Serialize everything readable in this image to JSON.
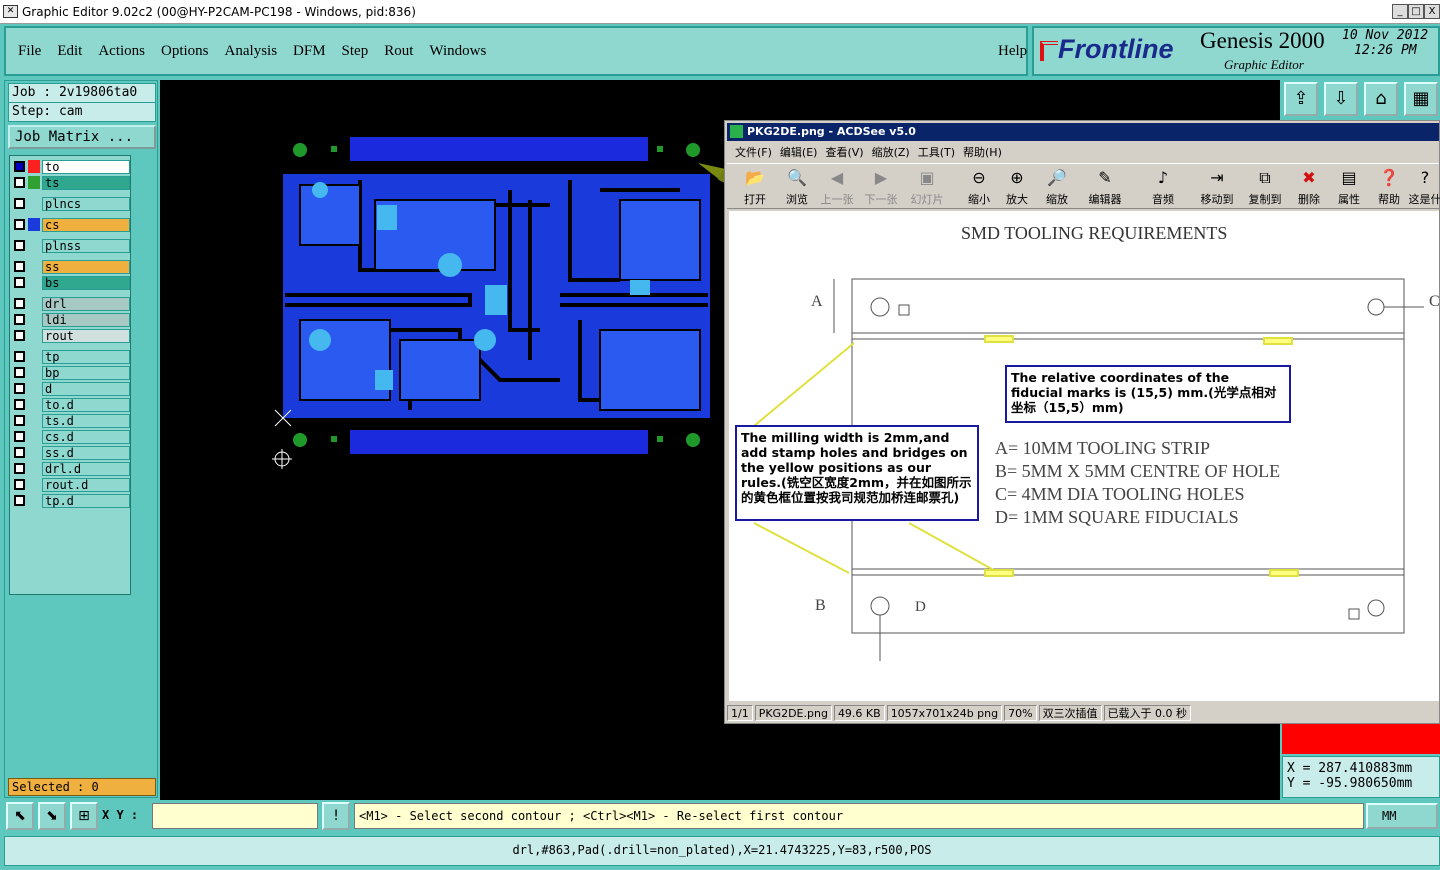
{
  "window": {
    "title": "Graphic Editor 9.02c2 (00@HY-P2CAM-PC198 - Windows, pid:836)",
    "min": "_",
    "max": "□",
    "close": "X"
  },
  "menu": [
    "File",
    "Edit",
    "Actions",
    "Options",
    "Analysis",
    "DFM",
    "Step",
    "Rout",
    "Windows"
  ],
  "help": "Help",
  "brand": {
    "logo": "Frontline",
    "product": "Genesis 2000",
    "subtitle": "Graphic Editor",
    "date": "10 Nov 2012",
    "time": "12:26 PM"
  },
  "job": "Job : 2v19806ta0",
  "step": "Step: cam",
  "job_matrix": "Job Matrix ...",
  "layers": [
    {
      "name": "to",
      "color": "#ff2020",
      "bg": "#ffffff"
    },
    {
      "name": "ts",
      "color": "#30a030",
      "bg": "#30a890"
    },
    {
      "name": "plncs",
      "color": "",
      "bg": "#8fd8d0"
    },
    {
      "name": "cs",
      "color": "#1a3adc",
      "bg": "#f0b040"
    },
    {
      "name": "plnss",
      "color": "",
      "bg": "#8fd8d0"
    },
    {
      "name": "ss",
      "color": "",
      "bg": "#f0b040"
    },
    {
      "name": "bs",
      "color": "",
      "bg": "#30a890"
    },
    {
      "name": "drl",
      "color": "",
      "bg": "#a8c8c4"
    },
    {
      "name": "ldi",
      "color": "",
      "bg": "#a8c8c4"
    },
    {
      "name": "rout",
      "color": "",
      "bg": "#d0e0de"
    },
    {
      "name": "tp",
      "color": "",
      "bg": "#8fd8d0"
    },
    {
      "name": "bp",
      "color": "",
      "bg": "#8fd8d0"
    },
    {
      "name": "d",
      "color": "",
      "bg": "#8fd8d0"
    },
    {
      "name": "to.d",
      "color": "",
      "bg": "#8fd8d0"
    },
    {
      "name": "ts.d",
      "color": "",
      "bg": "#8fd8d0"
    },
    {
      "name": "cs.d",
      "color": "",
      "bg": "#8fd8d0"
    },
    {
      "name": "ss.d",
      "color": "",
      "bg": "#8fd8d0"
    },
    {
      "name": "drl.d",
      "color": "",
      "bg": "#8fd8d0"
    },
    {
      "name": "rout.d",
      "color": "",
      "bg": "#8fd8d0"
    },
    {
      "name": "tp.d",
      "color": "",
      "bg": "#8fd8d0"
    }
  ],
  "selected": "Selected : 0",
  "coords": {
    "x": "X = 287.410883mm",
    "y": "Y = -95.980650mm"
  },
  "bottom": {
    "xy_label": "X Y :",
    "xy_value": "",
    "prompt": "<M1> - Select second contour ; <Ctrl><M1> - Re-select first contour",
    "units": "MM"
  },
  "status": "drl,#863,Pad(.drill=non_plated),X=21.4743225,Y=83,r500,POS",
  "acdsee": {
    "title": "PKG2DE.png - ACDSee v5.0",
    "menu": [
      "文件(F)",
      "编辑(E)",
      "查看(V)",
      "缩放(Z)",
      "工具(T)",
      "帮助(H)"
    ],
    "toolbar": [
      {
        "label": "打开",
        "icon": "folder-icon",
        "enabled": true
      },
      {
        "label": "浏览",
        "icon": "browse-icon",
        "enabled": true
      },
      {
        "label": "上一张",
        "icon": "prev-icon",
        "enabled": false
      },
      {
        "label": "下一张",
        "icon": "next-icon",
        "enabled": false
      },
      {
        "label": "幻灯片",
        "icon": "slideshow-icon",
        "enabled": false
      },
      {
        "label": "缩小",
        "icon": "zoom-out-icon",
        "enabled": true
      },
      {
        "label": "放大",
        "icon": "zoom-in-icon",
        "enabled": true
      },
      {
        "label": "缩放",
        "icon": "zoom-icon",
        "enabled": true
      },
      {
        "label": "编辑器",
        "icon": "editor-icon",
        "enabled": true
      },
      {
        "label": "音频",
        "icon": "audio-icon",
        "enabled": true
      },
      {
        "label": "移动到",
        "icon": "move-icon",
        "enabled": true
      },
      {
        "label": "复制到",
        "icon": "copy-icon",
        "enabled": true
      },
      {
        "label": "删除",
        "icon": "delete-icon",
        "enabled": true
      },
      {
        "label": "属性",
        "icon": "properties-icon",
        "enabled": true
      },
      {
        "label": "帮助",
        "icon": "help-icon",
        "enabled": true
      },
      {
        "label": "这是什",
        "icon": "whatsthis-icon",
        "enabled": true
      }
    ],
    "status": [
      "1/1",
      "PKG2DE.png",
      "49.6 KB",
      "1057x701x24b png",
      "70%",
      "双三次插值",
      "已载入于 0.0 秒"
    ],
    "doc": {
      "heading": "SMD TOOLING REQUIREMENTS",
      "label_a": "A",
      "label_b": "B",
      "label_c": "C",
      "label_d": "D",
      "note_fiducial": "The relative coordinates of the fiducial marks is (15,5) mm.(光学点相对坐标（15,5）mm)",
      "note_milling": "The milling width is 2mm,and add stamp holes and bridges on the yellow positions as our rules.(铣空区宽度2mm，并在如图所示的黄色框位置按我司规范加桥连邮票孔)",
      "spec": [
        "A= 10MM TOOLING STRIP",
        "B= 5MM X 5MM CENTRE OF HOLE",
        "C= 4MM DIA TOOLING HOLES",
        "D= 1MM SQUARE FIDUCIALS"
      ]
    }
  }
}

──────

_EXERCISE OBJECTIVE_
Without the pictures, write out every entry exactly as it appears.

_WRITTEN ANSWER_
Serialize everything readable in this image to JSON.
{
  "window": {
    "title": "Graphic Editor 9.02c2 (00@HY-P2CAM-PC198 - Windows, pid:836)",
    "min": "_",
    "max": "□",
    "close": "X"
  },
  "menu": [
    "File",
    "Edit",
    "Actions",
    "Options",
    "Analysis",
    "DFM",
    "Step",
    "Rout",
    "Windows"
  ],
  "help": "Help",
  "brand": {
    "logo": "Frontline",
    "product": "Genesis 2000",
    "subtitle": "Graphic Editor",
    "date": "10 Nov 2012",
    "time": "12:26 PM"
  },
  "job": "Job : 2v19806ta0",
  "step": "Step: cam",
  "job_matrix": "Job Matrix ...",
  "layers": [
    {
      "name": "to",
      "color": "#ff2020",
      "bg": "#ffffff"
    },
    {
      "name": "ts",
      "color": "#30a030",
      "bg": "#30a890"
    },
    {
      "name": "plncs",
      "color": "",
      "bg": "#8fd8d0"
    },
    {
      "name": "cs",
      "color": "#1a3adc",
      "bg": "#f0b040"
    },
    {
      "name": "plnss",
      "color": "",
      "bg": "#8fd8d0"
    },
    {
      "name": "ss",
      "color": "",
      "bg": "#f0b040"
    },
    {
      "name": "bs",
      "color": "",
      "bg": "#30a890"
    },
    {
      "name": "drl",
      "color": "",
      "bg": "#a8c8c4"
    },
    {
      "name": "ldi",
      "color": "",
      "bg": "#a8c8c4"
    },
    {
      "name": "rout",
      "color": "",
      "bg": "#d0e0de"
    },
    {
      "name": "tp",
      "color": "",
      "bg": "#8fd8d0"
    },
    {
      "name": "bp",
      "color": "",
      "bg": "#8fd8d0"
    },
    {
      "name": "d",
      "color": "",
      "bg": "#8fd8d0"
    },
    {
      "name": "to.d",
      "color": "",
      "bg": "#8fd8d0"
    },
    {
      "name": "ts.d",
      "color": "",
      "bg": "#8fd8d0"
    },
    {
      "name": "cs.d",
      "color": "",
      "bg": "#8fd8d0"
    },
    {
      "name": "ss.d",
      "color": "",
      "bg": "#8fd8d0"
    },
    {
      "name": "drl.d",
      "color": "",
      "bg": "#8fd8d0"
    },
    {
      "name": "rout.d",
      "color": "",
      "bg": "#8fd8d0"
    },
    {
      "name": "tp.d",
      "color": "",
      "bg": "#8fd8d0"
    }
  ],
  "selected": "Selected : 0",
  "coords": {
    "x": "X = 287.410883mm",
    "y": "Y = -95.980650mm"
  },
  "bottom": {
    "xy_label": "X Y :",
    "xy_value": "",
    "prompt": "<M1> - Select second contour ; <Ctrl><M1> - Re-select first contour",
    "units": "MM"
  },
  "status": "drl,#863,Pad(.drill=non_plated),X=21.4743225,Y=83,r500,POS",
  "acdsee": {
    "title": "PKG2DE.png - ACDSee v5.0",
    "menu": [
      "文件(F)",
      "编辑(E)",
      "查看(V)",
      "缩放(Z)",
      "工具(T)",
      "帮助(H)"
    ],
    "toolbar": [
      {
        "label": "打开",
        "icon": "folder-icon",
        "enabled": true
      },
      {
        "label": "浏览",
        "icon": "browse-icon",
        "enabled": true
      },
      {
        "label": "上一张",
        "icon": "prev-icon",
        "enabled": false
      },
      {
        "label": "下一张",
        "icon": "next-icon",
        "enabled": false
      },
      {
        "label": "幻灯片",
        "icon": "slideshow-icon",
        "enabled": false
      },
      {
        "label": "缩小",
        "icon": "zoom-out-icon",
        "enabled": true
      },
      {
        "label": "放大",
        "icon": "zoom-in-icon",
        "enabled": true
      },
      {
        "label": "缩放",
        "icon": "zoom-icon",
        "enabled": true
      },
      {
        "label": "编辑器",
        "icon": "editor-icon",
        "enabled": true
      },
      {
        "label": "音频",
        "icon": "audio-icon",
        "enabled": true
      },
      {
        "label": "移动到",
        "icon": "move-icon",
        "enabled": true
      },
      {
        "label": "复制到",
        "icon": "copy-icon",
        "enabled": true
      },
      {
        "label": "删除",
        "icon": "delete-icon",
        "enabled": true
      },
      {
        "label": "属性",
        "icon": "properties-icon",
        "enabled": true
      },
      {
        "label": "帮助",
        "icon": "help-icon",
        "enabled": true
      },
      {
        "label": "这是什",
        "icon": "whatsthis-icon",
        "enabled": true
      }
    ],
    "status": [
      "1/1",
      "PKG2DE.png",
      "49.6 KB",
      "1057x701x24b png",
      "70%",
      "双三次插值",
      "已载入于 0.0 秒"
    ],
    "doc": {
      "heading": "SMD TOOLING REQUIREMENTS",
      "label_a": "A",
      "label_b": "B",
      "label_c": "C",
      "label_d": "D",
      "note_fiducial": "The relative coordinates of the fiducial marks is (15,5) mm.(光学点相对坐标（15,5）mm)",
      "note_milling": "The milling width is 2mm,and add stamp holes and bridges on the yellow positions as our rules.(铣空区宽度2mm，并在如图所示的黄色框位置按我司规范加桥连邮票孔)",
      "spec": [
        "A= 10MM TOOLING STRIP",
        "B= 5MM X 5MM CENTRE OF HOLE",
        "C= 4MM DIA TOOLING HOLES",
        "D= 1MM SQUARE FIDUCIALS"
      ]
    }
  }
}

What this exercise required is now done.